(Data entries)
_ _ _

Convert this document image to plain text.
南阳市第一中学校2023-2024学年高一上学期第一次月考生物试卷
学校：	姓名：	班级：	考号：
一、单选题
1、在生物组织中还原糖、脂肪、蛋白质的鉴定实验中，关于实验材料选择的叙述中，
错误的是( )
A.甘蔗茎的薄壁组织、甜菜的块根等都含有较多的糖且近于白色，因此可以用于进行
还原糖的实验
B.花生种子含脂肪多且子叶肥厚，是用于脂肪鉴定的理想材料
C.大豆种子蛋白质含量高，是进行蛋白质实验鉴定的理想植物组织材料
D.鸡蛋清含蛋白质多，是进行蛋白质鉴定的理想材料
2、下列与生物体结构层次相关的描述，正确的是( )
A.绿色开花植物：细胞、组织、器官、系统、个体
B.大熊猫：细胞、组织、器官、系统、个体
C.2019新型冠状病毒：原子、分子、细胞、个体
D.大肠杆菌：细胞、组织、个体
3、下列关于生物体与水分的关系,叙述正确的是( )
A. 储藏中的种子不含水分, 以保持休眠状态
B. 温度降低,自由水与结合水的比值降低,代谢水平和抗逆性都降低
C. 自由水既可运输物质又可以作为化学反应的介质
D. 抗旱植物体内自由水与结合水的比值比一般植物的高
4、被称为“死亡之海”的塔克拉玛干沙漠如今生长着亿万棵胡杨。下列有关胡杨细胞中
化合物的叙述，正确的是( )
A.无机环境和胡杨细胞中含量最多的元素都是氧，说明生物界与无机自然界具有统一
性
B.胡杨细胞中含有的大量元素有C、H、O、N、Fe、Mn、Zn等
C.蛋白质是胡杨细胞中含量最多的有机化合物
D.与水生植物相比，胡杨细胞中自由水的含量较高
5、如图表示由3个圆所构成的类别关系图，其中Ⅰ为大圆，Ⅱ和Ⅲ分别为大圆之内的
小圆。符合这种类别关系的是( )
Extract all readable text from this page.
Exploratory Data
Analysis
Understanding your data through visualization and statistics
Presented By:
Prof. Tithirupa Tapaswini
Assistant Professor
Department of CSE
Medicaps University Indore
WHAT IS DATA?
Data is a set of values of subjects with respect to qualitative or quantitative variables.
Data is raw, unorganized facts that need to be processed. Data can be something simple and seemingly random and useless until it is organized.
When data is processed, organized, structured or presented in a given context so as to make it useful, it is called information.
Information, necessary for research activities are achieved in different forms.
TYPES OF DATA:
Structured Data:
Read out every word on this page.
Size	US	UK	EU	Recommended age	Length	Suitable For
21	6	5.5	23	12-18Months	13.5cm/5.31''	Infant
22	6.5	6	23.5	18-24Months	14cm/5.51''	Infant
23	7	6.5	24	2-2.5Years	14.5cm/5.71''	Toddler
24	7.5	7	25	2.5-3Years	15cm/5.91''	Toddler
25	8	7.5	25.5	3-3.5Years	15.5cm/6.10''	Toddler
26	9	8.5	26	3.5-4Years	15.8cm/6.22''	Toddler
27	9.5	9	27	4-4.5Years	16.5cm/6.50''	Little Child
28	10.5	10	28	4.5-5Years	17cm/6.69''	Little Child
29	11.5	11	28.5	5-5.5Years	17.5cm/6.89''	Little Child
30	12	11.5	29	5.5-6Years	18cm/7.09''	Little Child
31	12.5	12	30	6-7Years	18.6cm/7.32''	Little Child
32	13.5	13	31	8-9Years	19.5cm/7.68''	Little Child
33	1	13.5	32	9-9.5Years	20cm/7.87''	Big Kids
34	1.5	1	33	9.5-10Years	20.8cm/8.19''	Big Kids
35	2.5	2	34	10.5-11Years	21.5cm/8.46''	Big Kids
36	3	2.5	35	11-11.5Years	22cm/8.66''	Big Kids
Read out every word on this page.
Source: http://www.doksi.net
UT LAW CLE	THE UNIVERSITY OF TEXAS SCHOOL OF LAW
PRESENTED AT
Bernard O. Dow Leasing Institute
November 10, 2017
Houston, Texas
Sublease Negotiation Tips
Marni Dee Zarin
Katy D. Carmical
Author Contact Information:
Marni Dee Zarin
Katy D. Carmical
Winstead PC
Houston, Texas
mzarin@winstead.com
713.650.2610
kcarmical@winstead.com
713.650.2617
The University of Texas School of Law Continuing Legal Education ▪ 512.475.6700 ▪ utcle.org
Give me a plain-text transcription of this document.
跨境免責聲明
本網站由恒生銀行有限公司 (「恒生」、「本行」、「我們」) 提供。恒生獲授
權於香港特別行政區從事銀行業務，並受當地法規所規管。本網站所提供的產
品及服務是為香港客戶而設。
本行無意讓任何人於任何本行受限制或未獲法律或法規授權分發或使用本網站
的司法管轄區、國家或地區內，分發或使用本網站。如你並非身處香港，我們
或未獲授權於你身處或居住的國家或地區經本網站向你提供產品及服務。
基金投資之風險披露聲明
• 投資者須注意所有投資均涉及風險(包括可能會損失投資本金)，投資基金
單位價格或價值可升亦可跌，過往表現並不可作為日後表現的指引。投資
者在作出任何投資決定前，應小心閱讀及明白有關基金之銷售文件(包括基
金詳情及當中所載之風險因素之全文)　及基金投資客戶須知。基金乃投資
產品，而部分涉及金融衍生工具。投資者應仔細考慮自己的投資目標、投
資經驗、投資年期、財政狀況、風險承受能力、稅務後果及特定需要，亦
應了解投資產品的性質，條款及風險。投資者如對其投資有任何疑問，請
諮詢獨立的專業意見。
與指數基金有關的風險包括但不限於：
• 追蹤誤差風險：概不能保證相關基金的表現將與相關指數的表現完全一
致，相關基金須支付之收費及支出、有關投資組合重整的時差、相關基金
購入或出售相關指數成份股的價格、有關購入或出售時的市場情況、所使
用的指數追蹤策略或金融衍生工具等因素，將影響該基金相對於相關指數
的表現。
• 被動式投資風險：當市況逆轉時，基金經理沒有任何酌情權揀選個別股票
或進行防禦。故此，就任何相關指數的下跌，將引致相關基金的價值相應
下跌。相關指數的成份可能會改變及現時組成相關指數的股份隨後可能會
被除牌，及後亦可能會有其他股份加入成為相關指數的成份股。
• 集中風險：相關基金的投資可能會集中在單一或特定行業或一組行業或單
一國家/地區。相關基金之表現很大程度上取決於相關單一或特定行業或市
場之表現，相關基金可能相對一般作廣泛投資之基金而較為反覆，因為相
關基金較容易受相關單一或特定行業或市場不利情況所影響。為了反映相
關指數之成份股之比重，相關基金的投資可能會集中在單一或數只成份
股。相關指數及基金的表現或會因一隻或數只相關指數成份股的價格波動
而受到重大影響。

_ _ _

__TASK__
Restate every entry word for word.

__EXPECTED ANSWER__
Convert this document image to plain text.
南阳市第一中学校2023-2024学年高一上学期第一次月考生物试卷
学校：	姓名：	班级：	考号：
一、单选题
1、在生物组织中还原糖、脂肪、蛋白质的鉴定实验中，关于实验材料选择的叙述中，
错误的是( )
A.甘蔗茎的薄壁组织、甜菜的块根等都含有较多的糖且近于白色，因此可以用于进行
还原糖的实验
B.花生种子含脂肪多且子叶肥厚，是用于脂肪鉴定的理想材料
C.大豆种子蛋白质含量高，是进行蛋白质实验鉴定的理想植物组织材料
D.鸡蛋清含蛋白质多，是进行蛋白质鉴定的理想材料
2、下列与生物体结构层次相关的描述，正确的是( )
A.绿色开花植物：细胞、组织、器官、系统、个体
B.大熊猫：细胞、组织、器官、系统、个体
C.2019新型冠状病毒：原子、分子、细胞、个体
D.大肠杆菌：细胞、组织、个体
3、下列关于生物体与水分的关系,叙述正确的是( )
A. 储藏中的种子不含水分, 以保持休眠状态
B. 温度降低,自由水与结合水的比值降低,代谢水平和抗逆性都降低
C. 自由水既可运输物质又可以作为化学反应的介质
D. 抗旱植物体内自由水与结合水的比值比一般植物的高
4、被称为“死亡之海”的塔克拉玛干沙漠如今生长着亿万棵胡杨。下列有关胡杨细胞中
化合物的叙述，正确的是( )
A.无机环境和胡杨细胞中含量最多的元素都是氧，说明生物界与无机自然界具有统一
性
B.胡杨细胞中含有的大量元素有C、H、O、N、Fe、Mn、Zn等
C.蛋白质是胡杨细胞中含量最多的有机化合物
D.与水生植物相比，胡杨细胞中自由水的含量较高
5、如图表示由3个圆所构成的类别关系图，其中Ⅰ为大圆，Ⅱ和Ⅲ分别为大圆之内的
小圆。符合这种类别关系的是( )
Extract all readable text from this page.
Exploratory Data
Analysis
Understanding your data through visualization and statistics
Presented By:
Prof. Tithirupa Tapaswini
Assistant Professor
Department of CSE
Medicaps University Indore
WHAT IS DATA?
Data is a set of values of subjects with respect to qualitative or quantitative variables.
Data is raw, unorganized facts that need to be processed. Data can be something simple and seemingly random and useless until it is organized.
When data is processed, organized, structured or presented in a given context so as to make it useful, it is called information.
Information, necessary for research activities are achieved in different forms.
TYPES OF DATA:
Structured Data:
Read out every word on this page.
Size	US	UK	EU	Recommended age	Length	Suitable For
21	6	5.5	23	12-18Months	13.5cm/5.31''	Infant
22	6.5	6	23.5	18-24Months	14cm/5.51''	Infant
23	7	6.5	24	2-2.5Years	14.5cm/5.71''	Toddler
24	7.5	7	25	2.5-3Years	15cm/5.91''	Toddler
25	8	7.5	25.5	3-3.5Years	15.5cm/6.10''	Toddler
26	9	8.5	26	3.5-4Years	15.8cm/6.22''	Toddler
27	9.5	9	27	4-4.5Years	16.5cm/6.50''	Little Child
28	10.5	10	28	4.5-5Years	17cm/6.69''	Little Child
29	11.5	11	28.5	5-5.5Years	17.5cm/6.89''	Little Child
30	12	11.5	29	5.5-6Years	18cm/7.09''	Little Child
31	12.5	12	30	6-7Years	18.6cm/7.32''	Little Child
32	13.5	13	31	8-9Years	19.5cm/7.68''	Little Child
33	1	13.5	32	9-9.5Years	20cm/7.87''	Big Kids
34	1.5	1	33	9.5-10Years	20.8cm/8.19''	Big Kids
35	2.5	2	34	10.5-11Years	21.5cm/8.46''	Big Kids
36	3	2.5	35	11-11.5Years	22cm/8.66''	Big Kids
Read out every word on this page.
Source: http://www.doksi.net
UT LAW CLE	THE UNIVERSITY OF TEXAS SCHOOL OF LAW
PRESENTED AT
Bernard O. Dow Leasing Institute
November 10, 2017
Houston, Texas
Sublease Negotiation Tips
Marni Dee Zarin
Katy D. Carmical
Author Contact Information:
Marni Dee Zarin
Katy D. Carmical
Winstead PC
Houston, Texas
mzarin@winstead.com
713.650.2610
kcarmical@winstead.com
713.650.2617
The University of Texas School of Law Continuing Legal Education ▪ 512.475.6700 ▪ utcle.org
Give me a plain-text transcription of this document.
跨境免責聲明
本網站由恒生銀行有限公司 (「恒生」、「本行」、「我們」) 提供。恒生獲授
權於香港特別行政區從事銀行業務，並受當地法規所規管。本網站所提供的產
品及服務是為香港客戶而設。
本行無意讓任何人於任何本行受限制或未獲法律或法規授權分發或使用本網站
的司法管轄區、國家或地區內，分發或使用本網站。如你並非身處香港，我們
或未獲授權於你身處或居住的國家或地區經本網站向你提供產品及服務。
基金投資之風險披露聲明
• 投資者須注意所有投資均涉及風險(包括可能會損失投資本金)，投資基金
單位價格或價值可升亦可跌，過往表現並不可作為日後表現的指引。投資
者在作出任何投資決定前，應小心閱讀及明白有關基金之銷售文件(包括基
金詳情及當中所載之風險因素之全文)　及基金投資客戶須知。基金乃投資
產品，而部分涉及金融衍生工具。投資者應仔細考慮自己的投資目標、投
資經驗、投資年期、財政狀況、風險承受能力、稅務後果及特定需要，亦
應了解投資產品的性質，條款及風險。投資者如對其投資有任何疑問，請
諮詢獨立的專業意見。
與指數基金有關的風險包括但不限於：
• 追蹤誤差風險：概不能保證相關基金的表現將與相關指數的表現完全一
致，相關基金須支付之收費及支出、有關投資組合重整的時差、相關基金
購入或出售相關指數成份股的價格、有關購入或出售時的市場情況、所使
用的指數追蹤策略或金融衍生工具等因素，將影響該基金相對於相關指數
的表現。
• 被動式投資風險：當市況逆轉時，基金經理沒有任何酌情權揀選個別股票
或進行防禦。故此，就任何相關指數的下跌，將引致相關基金的價值相應
下跌。相關指數的成份可能會改變及現時組成相關指數的股份隨後可能會
被除牌，及後亦可能會有其他股份加入成為相關指數的成份股。
• 集中風險：相關基金的投資可能會集中在單一或特定行業或一組行業或單
一國家/地區。相關基金之表現很大程度上取決於相關單一或特定行業或市
場之表現，相關基金可能相對一般作廣泛投資之基金而較為反覆，因為相
關基金較容易受相關單一或特定行業或市場不利情況所影響。為了反映相
關指數之成份股之比重，相關基金的投資可能會集中在單一或數只成份
股。相關指數及基金的表現或會因一隻或數只相關指數成份股的價格波動
而受到重大影響。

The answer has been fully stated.